** Start of Records for processing **

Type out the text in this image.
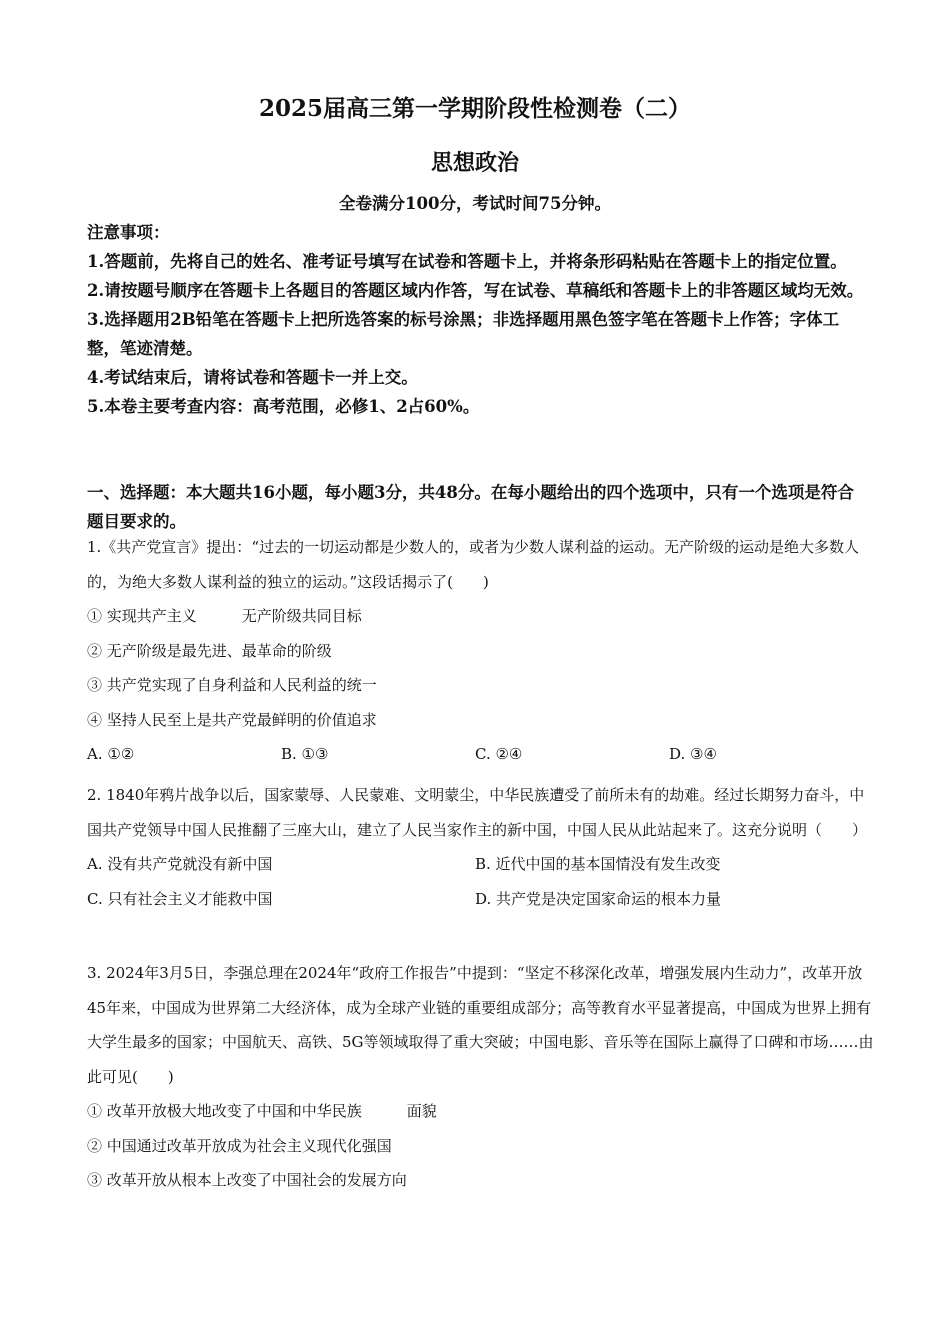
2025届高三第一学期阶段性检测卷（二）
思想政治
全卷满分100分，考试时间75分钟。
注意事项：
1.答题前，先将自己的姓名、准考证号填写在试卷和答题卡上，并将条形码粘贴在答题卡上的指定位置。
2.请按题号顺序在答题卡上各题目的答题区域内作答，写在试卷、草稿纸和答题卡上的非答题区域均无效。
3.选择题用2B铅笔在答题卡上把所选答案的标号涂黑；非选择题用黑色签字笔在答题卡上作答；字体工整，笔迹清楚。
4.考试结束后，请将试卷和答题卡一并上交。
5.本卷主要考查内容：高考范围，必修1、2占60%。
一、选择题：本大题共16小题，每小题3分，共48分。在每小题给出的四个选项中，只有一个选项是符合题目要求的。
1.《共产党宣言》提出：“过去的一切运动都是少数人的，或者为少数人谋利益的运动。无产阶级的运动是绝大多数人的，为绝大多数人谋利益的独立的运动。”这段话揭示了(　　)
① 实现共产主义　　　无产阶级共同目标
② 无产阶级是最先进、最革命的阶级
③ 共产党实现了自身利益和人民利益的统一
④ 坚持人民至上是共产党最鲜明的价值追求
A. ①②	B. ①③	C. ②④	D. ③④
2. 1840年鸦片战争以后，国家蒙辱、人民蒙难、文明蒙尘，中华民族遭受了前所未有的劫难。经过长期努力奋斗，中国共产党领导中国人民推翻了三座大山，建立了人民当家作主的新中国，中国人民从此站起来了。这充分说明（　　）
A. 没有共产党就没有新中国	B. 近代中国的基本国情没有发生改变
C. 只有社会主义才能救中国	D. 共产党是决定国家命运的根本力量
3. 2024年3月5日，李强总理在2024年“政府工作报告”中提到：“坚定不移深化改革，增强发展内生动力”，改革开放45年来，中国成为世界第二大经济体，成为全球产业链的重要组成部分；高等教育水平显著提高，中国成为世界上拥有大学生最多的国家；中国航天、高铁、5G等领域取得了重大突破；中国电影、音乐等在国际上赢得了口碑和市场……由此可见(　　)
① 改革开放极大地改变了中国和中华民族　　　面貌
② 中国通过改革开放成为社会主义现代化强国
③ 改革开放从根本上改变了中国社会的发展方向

** End of Records for processing **
** Start of Records for processing **

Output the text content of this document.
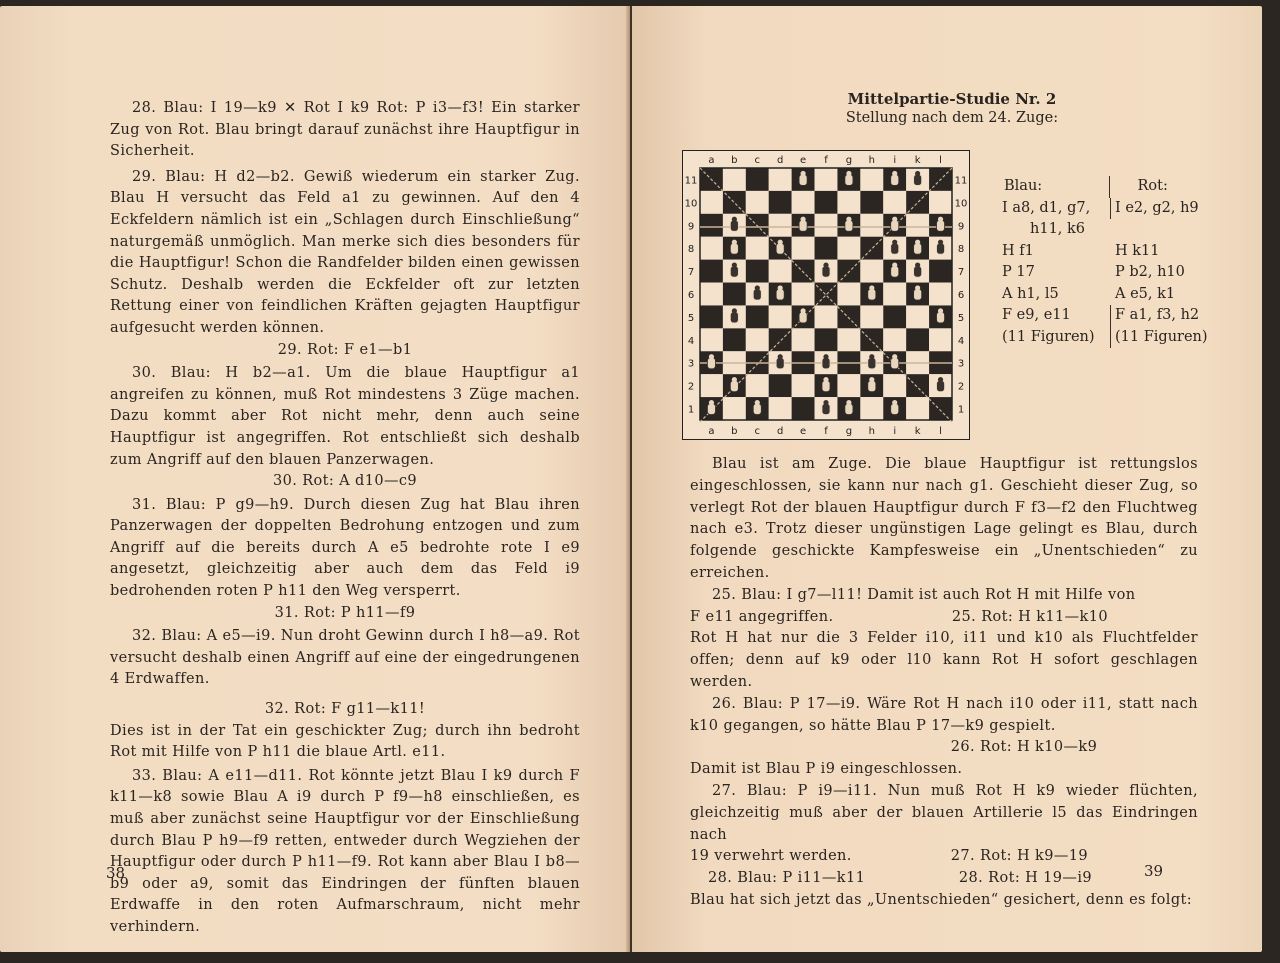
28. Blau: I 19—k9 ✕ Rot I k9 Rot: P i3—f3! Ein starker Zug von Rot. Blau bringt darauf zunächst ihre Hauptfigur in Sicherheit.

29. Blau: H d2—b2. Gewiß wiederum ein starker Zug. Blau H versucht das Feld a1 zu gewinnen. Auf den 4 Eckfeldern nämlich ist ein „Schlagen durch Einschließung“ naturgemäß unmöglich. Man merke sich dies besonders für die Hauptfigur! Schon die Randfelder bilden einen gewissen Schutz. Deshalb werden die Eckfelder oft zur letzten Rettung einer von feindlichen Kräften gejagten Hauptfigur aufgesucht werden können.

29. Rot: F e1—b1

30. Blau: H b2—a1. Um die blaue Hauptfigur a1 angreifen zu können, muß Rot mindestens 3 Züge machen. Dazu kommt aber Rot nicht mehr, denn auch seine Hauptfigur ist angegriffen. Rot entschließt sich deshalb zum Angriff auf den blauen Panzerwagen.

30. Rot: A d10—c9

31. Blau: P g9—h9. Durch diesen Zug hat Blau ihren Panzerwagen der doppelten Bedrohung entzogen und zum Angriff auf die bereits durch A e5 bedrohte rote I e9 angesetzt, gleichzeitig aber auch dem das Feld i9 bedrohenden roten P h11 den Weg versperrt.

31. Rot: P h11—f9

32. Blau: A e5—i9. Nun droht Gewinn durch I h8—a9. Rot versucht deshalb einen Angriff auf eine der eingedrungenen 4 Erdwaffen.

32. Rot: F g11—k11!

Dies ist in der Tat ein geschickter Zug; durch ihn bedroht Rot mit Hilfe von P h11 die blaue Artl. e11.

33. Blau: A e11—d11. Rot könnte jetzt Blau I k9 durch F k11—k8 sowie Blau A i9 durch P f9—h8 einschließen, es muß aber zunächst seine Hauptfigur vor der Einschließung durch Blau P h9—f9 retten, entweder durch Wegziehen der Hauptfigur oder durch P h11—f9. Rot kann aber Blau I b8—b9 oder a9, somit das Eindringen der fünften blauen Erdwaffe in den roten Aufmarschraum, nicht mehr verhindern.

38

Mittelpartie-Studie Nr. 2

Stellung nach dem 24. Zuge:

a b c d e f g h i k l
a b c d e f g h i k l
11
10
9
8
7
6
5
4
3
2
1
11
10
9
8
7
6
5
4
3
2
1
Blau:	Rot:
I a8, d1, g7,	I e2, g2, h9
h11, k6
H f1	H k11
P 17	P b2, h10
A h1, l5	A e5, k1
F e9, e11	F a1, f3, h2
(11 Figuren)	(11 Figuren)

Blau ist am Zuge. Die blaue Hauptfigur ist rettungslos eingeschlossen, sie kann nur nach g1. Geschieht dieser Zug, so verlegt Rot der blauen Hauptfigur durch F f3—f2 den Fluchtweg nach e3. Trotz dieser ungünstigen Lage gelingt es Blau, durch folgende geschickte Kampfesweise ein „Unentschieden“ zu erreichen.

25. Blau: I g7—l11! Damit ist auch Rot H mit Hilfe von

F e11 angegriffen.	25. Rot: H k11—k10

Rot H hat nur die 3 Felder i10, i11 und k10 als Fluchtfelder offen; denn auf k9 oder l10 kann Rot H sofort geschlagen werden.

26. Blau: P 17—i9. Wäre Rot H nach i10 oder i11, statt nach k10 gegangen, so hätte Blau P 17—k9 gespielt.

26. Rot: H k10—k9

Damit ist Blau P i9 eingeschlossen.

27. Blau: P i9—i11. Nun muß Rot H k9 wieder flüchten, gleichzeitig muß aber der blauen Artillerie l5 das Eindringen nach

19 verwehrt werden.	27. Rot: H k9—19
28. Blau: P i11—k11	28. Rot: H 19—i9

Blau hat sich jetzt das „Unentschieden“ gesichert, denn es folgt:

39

** End of Records for processing **

• Task requirements: Which lines hold the string "Panzerwagen"? Copy all of them from the data above.

• The response:
30. Blau: H b2—a1. Um die blaue Hauptfigur a1 angreifen zu können, muß Rot mindestens 3 Züge machen. Dazu kommt aber Rot nicht mehr, denn auch seine Hauptfigur ist angegriffen. Rot entschließt sich deshalb zum Angriff auf den blauen Panzerwagen.
31. Blau: P g9—h9. Durch diesen Zug hat Blau ihren Panzerwagen der doppelten Bedrohung entzogen und zum Angriff auf die bereits durch A e5 bedrohte rote I e9 angesetzt, gleichzeitig aber auch dem das Feld i9 bedrohenden roten P h11 den Weg versperrt.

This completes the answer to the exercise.